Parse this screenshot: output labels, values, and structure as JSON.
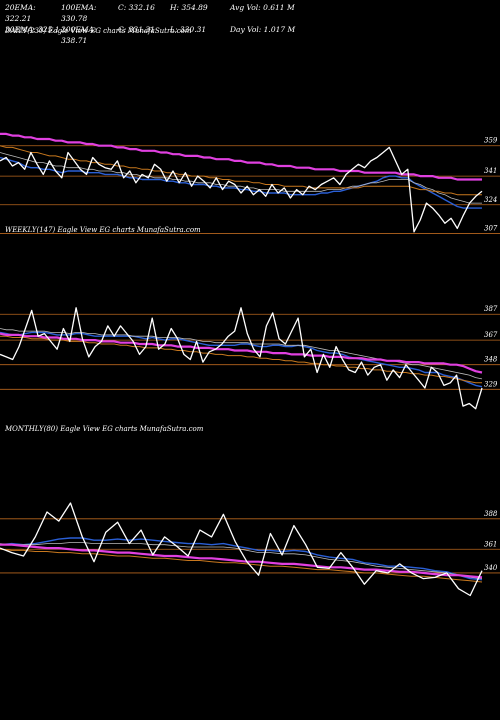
{
  "stats": {
    "row1": [
      "20EMA: 322.21",
      "100EMA: 330.78",
      "C: 332.16",
      "H: 354.89",
      "Avg Vol: 0.611 M"
    ],
    "row2": [
      "30EMA: 325.1",
      "200EMA: 338.71",
      "C: 331.31",
      "L: 330.31",
      "Day Vol: 1.017 M"
    ]
  },
  "colors": {
    "background": "#000000",
    "price": "#ffffff",
    "ema_blue": "#2a5fd6",
    "ema_magenta": "#e040e0",
    "ema_orange": "#c8781e",
    "ema_gray": "#bbbbbb",
    "gridline": "#b8661e"
  },
  "chart_data": [
    {
      "type": "line",
      "title": "DAILY(230) Eagle View EG charts MunafaSutra.com",
      "y_ticks": [
        359,
        341,
        324,
        307
      ],
      "ylim": [
        296,
        379
      ],
      "grid": true,
      "series": [
        {
          "role": "price",
          "color": "price",
          "values": [
            350,
            352,
            347,
            349,
            345,
            355,
            348,
            342,
            350,
            344,
            340,
            355,
            350,
            345,
            342,
            352,
            348,
            346,
            345,
            350,
            340,
            344,
            337,
            342,
            340,
            348,
            345,
            338,
            344,
            337,
            343,
            335,
            341,
            338,
            334,
            340,
            333,
            338,
            336,
            331,
            335,
            330,
            333,
            329,
            336,
            331,
            334,
            328,
            333,
            330,
            335,
            333,
            336,
            338,
            340,
            336,
            342,
            345,
            348,
            346,
            350,
            352,
            355,
            358,
            350,
            342,
            345,
            308,
            315,
            325,
            322,
            318,
            313,
            316,
            310,
            318,
            325,
            329,
            332
          ]
        },
        {
          "role": "ema",
          "color": "ema_blue",
          "values": [
            352,
            351,
            350,
            349,
            347,
            346,
            346,
            345,
            345,
            344,
            343,
            344,
            344,
            344,
            343,
            343,
            343,
            342,
            342,
            342,
            341,
            340,
            340,
            339,
            339,
            339,
            339,
            338,
            338,
            337,
            337,
            336,
            336,
            336,
            335,
            335,
            334,
            334,
            334,
            333,
            333,
            332,
            332,
            331,
            331,
            331,
            331,
            330,
            330,
            330,
            330,
            330,
            331,
            331,
            332,
            332,
            333,
            334,
            335,
            336,
            337,
            338,
            340,
            341,
            341,
            340,
            340,
            337,
            335,
            333,
            331,
            329,
            327,
            325,
            323,
            322,
            322,
            322,
            322
          ]
        },
        {
          "role": "ema",
          "color": "ema_gray",
          "values": [
            355,
            354,
            353,
            352,
            351,
            350,
            349,
            349,
            348,
            347,
            347,
            346,
            346,
            346,
            345,
            345,
            344,
            344,
            344,
            343,
            343,
            342,
            342,
            341,
            341,
            340,
            340,
            340,
            339,
            339,
            338,
            338,
            337,
            337,
            337,
            336,
            336,
            335,
            335,
            335,
            334,
            334,
            333,
            333,
            333,
            333,
            332,
            332,
            332,
            332,
            332,
            332,
            332,
            333,
            333,
            333,
            334,
            335,
            335,
            336,
            337,
            337,
            338,
            339,
            339,
            339,
            339,
            337,
            336,
            334,
            333,
            331,
            330,
            328,
            327,
            326,
            325,
            325,
            325
          ]
        },
        {
          "role": "ema",
          "color": "ema_orange",
          "values": [
            359,
            358,
            358,
            357,
            356,
            355,
            355,
            354,
            353,
            353,
            352,
            351,
            351,
            350,
            350,
            349,
            349,
            348,
            348,
            347,
            347,
            346,
            346,
            345,
            345,
            344,
            344,
            343,
            343,
            342,
            342,
            341,
            341,
            341,
            340,
            340,
            339,
            339,
            338,
            338,
            338,
            337,
            337,
            336,
            336,
            336,
            335,
            335,
            335,
            335,
            334,
            334,
            334,
            334,
            334,
            334,
            334,
            334,
            334,
            335,
            335,
            335,
            335,
            335,
            335,
            335,
            335,
            334,
            333,
            333,
            332,
            332,
            331,
            331,
            330,
            330,
            330,
            330,
            330
          ]
        },
        {
          "role": "ema",
          "color": "ema_magenta",
          "values": [
            366,
            366,
            365,
            365,
            364,
            364,
            363,
            363,
            363,
            362,
            362,
            361,
            361,
            361,
            360,
            360,
            359,
            359,
            359,
            358,
            358,
            357,
            357,
            356,
            356,
            356,
            355,
            355,
            354,
            354,
            353,
            353,
            353,
            352,
            352,
            351,
            351,
            351,
            350,
            350,
            349,
            349,
            349,
            348,
            348,
            347,
            347,
            347,
            346,
            346,
            346,
            345,
            345,
            345,
            345,
            344,
            344,
            344,
            344,
            343,
            343,
            343,
            343,
            343,
            343,
            342,
            342,
            342,
            341,
            341,
            341,
            340,
            340,
            340,
            339,
            339,
            339,
            339,
            339
          ]
        }
      ]
    },
    {
      "type": "line",
      "title": "WEEKLY(147) Eagle View EG charts MunafaSutra.com",
      "y_ticks": [
        387,
        367,
        348,
        329
      ],
      "ylim": [
        313,
        398
      ],
      "grid": true,
      "series": [
        {
          "role": "price",
          "color": "price",
          "values": [
            356,
            354,
            352,
            362,
            376,
            390,
            370,
            372,
            366,
            360,
            376,
            366,
            392,
            368,
            354,
            362,
            366,
            378,
            370,
            378,
            372,
            366,
            356,
            362,
            384,
            360,
            364,
            376,
            368,
            356,
            352,
            366,
            350,
            358,
            360,
            364,
            370,
            374,
            392,
            372,
            360,
            354,
            378,
            388,
            368,
            364,
            374,
            384,
            354,
            360,
            342,
            356,
            346,
            362,
            352,
            344,
            342,
            350,
            340,
            346,
            348,
            336,
            344,
            338,
            348,
            342,
            336,
            330,
            346,
            342,
            332,
            334,
            340,
            316,
            318,
            314,
            330
          ]
        },
        {
          "role": "ema",
          "color": "ema_blue",
          "values": [
            373,
            372,
            371,
            371,
            372,
            373,
            373,
            373,
            372,
            371,
            371,
            371,
            372,
            372,
            371,
            370,
            370,
            370,
            370,
            370,
            370,
            370,
            369,
            368,
            369,
            368,
            367,
            368,
            368,
            367,
            366,
            365,
            364,
            363,
            363,
            363,
            363,
            363,
            364,
            364,
            363,
            362,
            362,
            363,
            363,
            362,
            362,
            363,
            362,
            361,
            359,
            358,
            357,
            357,
            356,
            354,
            353,
            352,
            351,
            350,
            349,
            348,
            347,
            346,
            346,
            345,
            344,
            342,
            342,
            342,
            340,
            339,
            338,
            336,
            334,
            332,
            331
          ]
        },
        {
          "role": "ema",
          "color": "ema_gray",
          "values": [
            376,
            375,
            375,
            374,
            374,
            374,
            374,
            374,
            373,
            373,
            373,
            372,
            373,
            373,
            372,
            372,
            371,
            371,
            371,
            371,
            371,
            370,
            370,
            370,
            370,
            369,
            369,
            369,
            369,
            368,
            368,
            367,
            366,
            366,
            365,
            365,
            365,
            365,
            365,
            365,
            364,
            364,
            364,
            364,
            364,
            363,
            363,
            363,
            363,
            362,
            361,
            360,
            359,
            359,
            358,
            357,
            356,
            355,
            354,
            353,
            352,
            351,
            351,
            350,
            349,
            348,
            348,
            347,
            346,
            345,
            344,
            343,
            342,
            341,
            340,
            338,
            337
          ]
        },
        {
          "role": "ema",
          "color": "ema_orange",
          "values": [
            370,
            370,
            369,
            369,
            369,
            368,
            368,
            368,
            367,
            367,
            367,
            366,
            366,
            366,
            365,
            365,
            364,
            364,
            364,
            363,
            363,
            362,
            362,
            361,
            361,
            361,
            360,
            360,
            359,
            359,
            358,
            358,
            357,
            357,
            356,
            356,
            355,
            355,
            355,
            354,
            354,
            353,
            353,
            352,
            352,
            351,
            351,
            350,
            350,
            349,
            349,
            348,
            348,
            347,
            347,
            346,
            346,
            345,
            345,
            344,
            344,
            343,
            343,
            342,
            342,
            341,
            341,
            340,
            340,
            339,
            339,
            338,
            337,
            336,
            335,
            334,
            334
          ]
        },
        {
          "role": "ema",
          "color": "ema_magenta",
          "values": [
            372,
            371,
            371,
            371,
            370,
            370,
            370,
            369,
            369,
            369,
            368,
            368,
            368,
            367,
            367,
            367,
            366,
            366,
            366,
            365,
            365,
            365,
            364,
            364,
            364,
            363,
            363,
            363,
            362,
            362,
            362,
            361,
            361,
            361,
            360,
            360,
            360,
            359,
            359,
            359,
            358,
            358,
            358,
            357,
            357,
            357,
            356,
            356,
            356,
            355,
            355,
            355,
            354,
            354,
            354,
            353,
            353,
            353,
            352,
            352,
            352,
            351,
            351,
            351,
            350,
            350,
            350,
            349,
            349,
            349,
            349,
            348,
            348,
            347,
            345,
            343,
            342
          ]
        }
      ]
    },
    {
      "type": "line",
      "title": "MONTHLY(80) Eagle View EG charts MunafaSutra.com",
      "y_ticks": [
        388,
        361,
        340
      ],
      "ylim": [
        316,
        410
      ],
      "grid": true,
      "series": [
        {
          "role": "price",
          "color": "price",
          "values": [
            362,
            358,
            355,
            372,
            394,
            386,
            402,
            372,
            350,
            376,
            385,
            366,
            378,
            356,
            372,
            364,
            355,
            378,
            372,
            392,
            368,
            350,
            338,
            375,
            356,
            382,
            365,
            345,
            344,
            358,
            345,
            330,
            342,
            340,
            348,
            340,
            335,
            336,
            340,
            326,
            320,
            342
          ]
        },
        {
          "role": "ema",
          "color": "ema_blue",
          "values": [
            365,
            366,
            365,
            366,
            368,
            370,
            371,
            371,
            369,
            369,
            370,
            369,
            370,
            369,
            368,
            367,
            366,
            366,
            365,
            366,
            364,
            362,
            360,
            360,
            359,
            360,
            359,
            356,
            354,
            353,
            352,
            349,
            348,
            346,
            346,
            345,
            344,
            342,
            341,
            338,
            335,
            334
          ]
        },
        {
          "role": "ema",
          "color": "ema_gray",
          "values": [
            366,
            365,
            365,
            365,
            366,
            366,
            367,
            367,
            366,
            366,
            366,
            366,
            366,
            365,
            365,
            364,
            363,
            363,
            363,
            363,
            362,
            360,
            358,
            358,
            357,
            357,
            356,
            354,
            352,
            351,
            350,
            348,
            346,
            345,
            344,
            343,
            342,
            341,
            340,
            338,
            336,
            335
          ]
        },
        {
          "role": "ema",
          "color": "ema_orange",
          "values": [
            361,
            360,
            360,
            359,
            359,
            358,
            358,
            357,
            357,
            356,
            355,
            355,
            354,
            353,
            353,
            352,
            351,
            351,
            350,
            349,
            349,
            348,
            347,
            346,
            346,
            345,
            344,
            343,
            343,
            342,
            341,
            340,
            340,
            339,
            338,
            337,
            337,
            336,
            335,
            334,
            333,
            332
          ]
        },
        {
          "role": "ema",
          "color": "ema_magenta",
          "values": [
            365,
            365,
            364,
            363,
            362,
            362,
            361,
            360,
            360,
            359,
            358,
            358,
            357,
            356,
            355,
            355,
            354,
            353,
            353,
            352,
            351,
            350,
            350,
            349,
            348,
            348,
            347,
            346,
            345,
            345,
            344,
            343,
            343,
            342,
            341,
            341,
            340,
            339,
            338,
            338,
            337,
            336
          ]
        }
      ]
    }
  ]
}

━━━━━━━━

Stated goal: Copy each line of the listing that contains the string "View".

Finished exercise:
      "title": "DAILY(230) Eagle View EG charts MunafaSutra.com",
      "title": "WEEKLY(147) Eagle View EG charts MunafaSutra.com",
      "title": "MONTHLY(80) Eagle View EG charts MunafaSutra.com",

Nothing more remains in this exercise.